[SET PROBLEM]:
Look through the material below. Copy each line that contains the string "title".

[SOURCE DATA]:
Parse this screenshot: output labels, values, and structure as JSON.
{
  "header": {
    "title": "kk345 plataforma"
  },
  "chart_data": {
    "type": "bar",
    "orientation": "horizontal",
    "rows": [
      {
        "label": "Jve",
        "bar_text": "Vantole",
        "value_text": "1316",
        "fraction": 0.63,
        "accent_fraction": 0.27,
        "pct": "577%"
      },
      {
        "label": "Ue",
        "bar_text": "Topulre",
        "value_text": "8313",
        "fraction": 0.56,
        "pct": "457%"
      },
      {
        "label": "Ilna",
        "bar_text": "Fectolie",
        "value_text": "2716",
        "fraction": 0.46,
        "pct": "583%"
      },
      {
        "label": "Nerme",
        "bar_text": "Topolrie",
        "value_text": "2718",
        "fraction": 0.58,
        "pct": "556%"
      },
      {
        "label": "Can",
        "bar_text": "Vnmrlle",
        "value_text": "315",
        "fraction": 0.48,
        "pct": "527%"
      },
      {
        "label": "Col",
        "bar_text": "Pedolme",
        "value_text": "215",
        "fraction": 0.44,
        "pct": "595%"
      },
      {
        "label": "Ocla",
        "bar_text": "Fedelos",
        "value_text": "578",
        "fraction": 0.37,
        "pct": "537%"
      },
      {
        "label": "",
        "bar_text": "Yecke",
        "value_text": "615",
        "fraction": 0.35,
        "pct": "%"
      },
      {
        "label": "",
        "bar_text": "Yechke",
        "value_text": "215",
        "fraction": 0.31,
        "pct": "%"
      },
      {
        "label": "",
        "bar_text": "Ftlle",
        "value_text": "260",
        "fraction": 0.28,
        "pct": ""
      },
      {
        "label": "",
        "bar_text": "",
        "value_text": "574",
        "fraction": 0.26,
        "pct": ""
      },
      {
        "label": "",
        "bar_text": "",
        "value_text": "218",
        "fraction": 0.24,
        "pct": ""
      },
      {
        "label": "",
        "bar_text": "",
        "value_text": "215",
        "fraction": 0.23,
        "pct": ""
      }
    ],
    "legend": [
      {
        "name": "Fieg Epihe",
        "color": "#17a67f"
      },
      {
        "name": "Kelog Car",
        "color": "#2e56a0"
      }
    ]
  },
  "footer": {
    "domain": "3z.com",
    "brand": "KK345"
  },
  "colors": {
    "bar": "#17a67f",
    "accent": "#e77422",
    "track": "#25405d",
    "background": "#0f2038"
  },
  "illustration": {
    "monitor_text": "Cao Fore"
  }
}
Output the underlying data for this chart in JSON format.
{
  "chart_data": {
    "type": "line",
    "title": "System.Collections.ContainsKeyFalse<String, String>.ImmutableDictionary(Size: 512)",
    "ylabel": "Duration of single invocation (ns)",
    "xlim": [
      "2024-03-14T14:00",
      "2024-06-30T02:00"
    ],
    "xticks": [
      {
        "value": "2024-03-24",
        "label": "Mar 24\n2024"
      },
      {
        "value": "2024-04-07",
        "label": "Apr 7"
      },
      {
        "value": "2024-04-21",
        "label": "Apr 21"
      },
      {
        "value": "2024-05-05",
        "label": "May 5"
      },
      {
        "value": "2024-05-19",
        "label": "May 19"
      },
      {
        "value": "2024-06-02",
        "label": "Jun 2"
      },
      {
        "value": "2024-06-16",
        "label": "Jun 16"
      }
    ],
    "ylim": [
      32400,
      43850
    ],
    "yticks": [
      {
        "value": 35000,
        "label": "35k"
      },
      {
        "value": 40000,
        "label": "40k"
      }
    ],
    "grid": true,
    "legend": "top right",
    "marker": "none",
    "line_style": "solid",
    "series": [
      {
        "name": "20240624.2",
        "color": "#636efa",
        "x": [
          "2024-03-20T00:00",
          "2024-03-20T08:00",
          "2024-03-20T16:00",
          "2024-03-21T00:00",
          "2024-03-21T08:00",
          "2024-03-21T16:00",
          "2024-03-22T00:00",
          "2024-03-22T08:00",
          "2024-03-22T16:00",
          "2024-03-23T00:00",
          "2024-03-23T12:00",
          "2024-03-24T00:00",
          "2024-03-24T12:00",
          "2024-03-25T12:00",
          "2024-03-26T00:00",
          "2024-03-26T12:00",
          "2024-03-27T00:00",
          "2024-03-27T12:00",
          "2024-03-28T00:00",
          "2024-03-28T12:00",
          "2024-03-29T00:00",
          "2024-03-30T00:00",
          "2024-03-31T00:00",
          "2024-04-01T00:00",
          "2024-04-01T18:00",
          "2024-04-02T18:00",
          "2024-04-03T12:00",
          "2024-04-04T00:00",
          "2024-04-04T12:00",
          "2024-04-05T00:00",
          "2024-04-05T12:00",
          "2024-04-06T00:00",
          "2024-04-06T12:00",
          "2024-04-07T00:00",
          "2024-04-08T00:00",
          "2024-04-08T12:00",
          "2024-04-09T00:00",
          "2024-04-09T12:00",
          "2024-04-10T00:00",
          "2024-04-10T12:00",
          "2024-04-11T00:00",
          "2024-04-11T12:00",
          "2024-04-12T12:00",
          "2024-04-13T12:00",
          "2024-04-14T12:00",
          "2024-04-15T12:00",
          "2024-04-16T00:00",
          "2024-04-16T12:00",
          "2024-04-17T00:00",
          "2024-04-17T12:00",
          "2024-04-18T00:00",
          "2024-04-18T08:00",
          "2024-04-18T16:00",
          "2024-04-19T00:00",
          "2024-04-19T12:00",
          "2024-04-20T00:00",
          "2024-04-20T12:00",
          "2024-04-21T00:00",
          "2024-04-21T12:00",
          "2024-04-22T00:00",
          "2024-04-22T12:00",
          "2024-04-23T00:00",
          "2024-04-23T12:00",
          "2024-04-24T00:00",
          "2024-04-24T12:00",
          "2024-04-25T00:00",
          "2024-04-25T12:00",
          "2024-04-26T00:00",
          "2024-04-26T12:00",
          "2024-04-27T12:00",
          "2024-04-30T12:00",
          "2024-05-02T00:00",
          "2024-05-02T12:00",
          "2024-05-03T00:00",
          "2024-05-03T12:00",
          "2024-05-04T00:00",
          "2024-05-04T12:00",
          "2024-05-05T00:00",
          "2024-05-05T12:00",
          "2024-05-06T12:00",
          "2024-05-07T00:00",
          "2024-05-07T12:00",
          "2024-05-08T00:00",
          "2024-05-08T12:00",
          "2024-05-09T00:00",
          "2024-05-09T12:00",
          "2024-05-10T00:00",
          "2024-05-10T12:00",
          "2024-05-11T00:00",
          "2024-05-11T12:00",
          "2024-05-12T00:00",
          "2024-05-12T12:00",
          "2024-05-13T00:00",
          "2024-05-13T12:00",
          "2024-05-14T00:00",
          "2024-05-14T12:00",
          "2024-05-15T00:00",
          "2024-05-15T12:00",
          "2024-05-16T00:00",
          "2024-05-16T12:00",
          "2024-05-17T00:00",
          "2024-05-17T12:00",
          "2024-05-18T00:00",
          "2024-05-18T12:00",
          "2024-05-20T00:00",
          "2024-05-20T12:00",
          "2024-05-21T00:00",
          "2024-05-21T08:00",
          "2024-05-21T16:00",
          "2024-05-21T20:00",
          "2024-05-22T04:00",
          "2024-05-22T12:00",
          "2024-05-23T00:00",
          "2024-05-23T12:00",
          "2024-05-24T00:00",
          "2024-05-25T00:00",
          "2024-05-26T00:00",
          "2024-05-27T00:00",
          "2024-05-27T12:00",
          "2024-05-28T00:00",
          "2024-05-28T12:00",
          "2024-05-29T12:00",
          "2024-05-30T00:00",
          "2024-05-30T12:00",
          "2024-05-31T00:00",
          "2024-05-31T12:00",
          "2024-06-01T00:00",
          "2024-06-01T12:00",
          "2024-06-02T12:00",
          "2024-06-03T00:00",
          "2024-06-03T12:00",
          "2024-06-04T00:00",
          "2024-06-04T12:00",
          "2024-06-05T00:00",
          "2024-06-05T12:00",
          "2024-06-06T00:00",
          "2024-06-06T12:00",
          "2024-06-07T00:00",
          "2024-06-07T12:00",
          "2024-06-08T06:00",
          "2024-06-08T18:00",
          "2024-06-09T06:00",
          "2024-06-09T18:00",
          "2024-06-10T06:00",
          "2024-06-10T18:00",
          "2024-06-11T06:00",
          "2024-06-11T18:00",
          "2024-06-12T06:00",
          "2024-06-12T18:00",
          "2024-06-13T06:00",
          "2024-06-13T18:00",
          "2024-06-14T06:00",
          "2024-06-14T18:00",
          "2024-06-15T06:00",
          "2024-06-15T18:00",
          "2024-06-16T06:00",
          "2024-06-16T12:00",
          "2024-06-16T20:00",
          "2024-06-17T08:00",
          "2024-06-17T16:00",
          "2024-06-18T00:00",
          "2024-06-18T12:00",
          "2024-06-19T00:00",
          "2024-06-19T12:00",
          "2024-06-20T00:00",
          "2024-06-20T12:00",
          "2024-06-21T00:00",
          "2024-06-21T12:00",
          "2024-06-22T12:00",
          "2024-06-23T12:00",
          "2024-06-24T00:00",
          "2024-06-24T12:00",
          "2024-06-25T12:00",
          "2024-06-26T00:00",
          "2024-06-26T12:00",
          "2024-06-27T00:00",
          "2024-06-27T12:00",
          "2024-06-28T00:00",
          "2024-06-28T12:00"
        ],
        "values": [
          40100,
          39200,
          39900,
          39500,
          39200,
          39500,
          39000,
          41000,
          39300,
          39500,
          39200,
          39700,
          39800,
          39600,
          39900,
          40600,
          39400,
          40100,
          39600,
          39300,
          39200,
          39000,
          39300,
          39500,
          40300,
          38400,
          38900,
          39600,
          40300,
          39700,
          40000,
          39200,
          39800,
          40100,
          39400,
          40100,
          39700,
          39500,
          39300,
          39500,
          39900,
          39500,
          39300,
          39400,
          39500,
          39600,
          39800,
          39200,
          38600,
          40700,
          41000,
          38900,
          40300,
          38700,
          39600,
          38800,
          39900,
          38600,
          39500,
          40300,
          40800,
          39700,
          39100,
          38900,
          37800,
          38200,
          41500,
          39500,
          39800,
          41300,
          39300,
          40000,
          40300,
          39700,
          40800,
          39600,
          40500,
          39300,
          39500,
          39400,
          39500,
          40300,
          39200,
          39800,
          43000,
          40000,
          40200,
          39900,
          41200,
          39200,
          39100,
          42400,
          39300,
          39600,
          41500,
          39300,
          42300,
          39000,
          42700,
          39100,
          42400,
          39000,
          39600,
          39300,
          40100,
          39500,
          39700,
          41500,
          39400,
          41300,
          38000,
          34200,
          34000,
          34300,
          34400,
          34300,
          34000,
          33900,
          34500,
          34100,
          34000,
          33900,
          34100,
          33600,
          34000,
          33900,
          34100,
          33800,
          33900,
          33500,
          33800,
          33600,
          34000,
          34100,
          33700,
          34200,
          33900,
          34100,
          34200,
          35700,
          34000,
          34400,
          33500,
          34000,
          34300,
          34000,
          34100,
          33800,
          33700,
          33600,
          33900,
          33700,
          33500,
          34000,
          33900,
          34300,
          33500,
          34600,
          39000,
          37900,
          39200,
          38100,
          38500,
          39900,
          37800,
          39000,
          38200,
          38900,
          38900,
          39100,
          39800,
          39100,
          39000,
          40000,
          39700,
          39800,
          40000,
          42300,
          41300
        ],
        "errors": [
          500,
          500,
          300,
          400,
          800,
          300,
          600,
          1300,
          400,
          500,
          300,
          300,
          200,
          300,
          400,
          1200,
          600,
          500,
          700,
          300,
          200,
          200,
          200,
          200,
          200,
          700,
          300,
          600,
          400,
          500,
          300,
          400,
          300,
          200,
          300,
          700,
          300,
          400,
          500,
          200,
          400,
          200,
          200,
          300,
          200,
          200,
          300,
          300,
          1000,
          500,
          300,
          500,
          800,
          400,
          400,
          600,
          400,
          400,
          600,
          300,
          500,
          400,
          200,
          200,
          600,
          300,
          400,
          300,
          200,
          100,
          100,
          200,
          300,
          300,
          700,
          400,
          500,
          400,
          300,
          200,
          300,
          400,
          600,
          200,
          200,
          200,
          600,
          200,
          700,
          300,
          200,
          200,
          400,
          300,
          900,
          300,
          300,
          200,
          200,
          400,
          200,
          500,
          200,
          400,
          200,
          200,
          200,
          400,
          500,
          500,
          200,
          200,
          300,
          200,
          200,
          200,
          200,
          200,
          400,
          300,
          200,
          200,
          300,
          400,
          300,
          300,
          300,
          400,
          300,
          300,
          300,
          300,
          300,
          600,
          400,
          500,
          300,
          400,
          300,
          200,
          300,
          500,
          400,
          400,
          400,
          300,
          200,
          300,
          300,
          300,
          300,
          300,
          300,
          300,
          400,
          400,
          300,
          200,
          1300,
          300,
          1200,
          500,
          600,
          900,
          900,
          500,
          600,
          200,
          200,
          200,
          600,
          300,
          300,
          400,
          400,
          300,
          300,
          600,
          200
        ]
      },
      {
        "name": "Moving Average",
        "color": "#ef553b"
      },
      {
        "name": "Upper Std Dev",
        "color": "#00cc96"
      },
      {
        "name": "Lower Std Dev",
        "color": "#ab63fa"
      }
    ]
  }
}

[TASK ANSWER]:
    "title": "kk345 plataforma"
    "title": "System.Collections.ContainsKeyFalse<String, String>.ImmutableDictionary(Size: 512)",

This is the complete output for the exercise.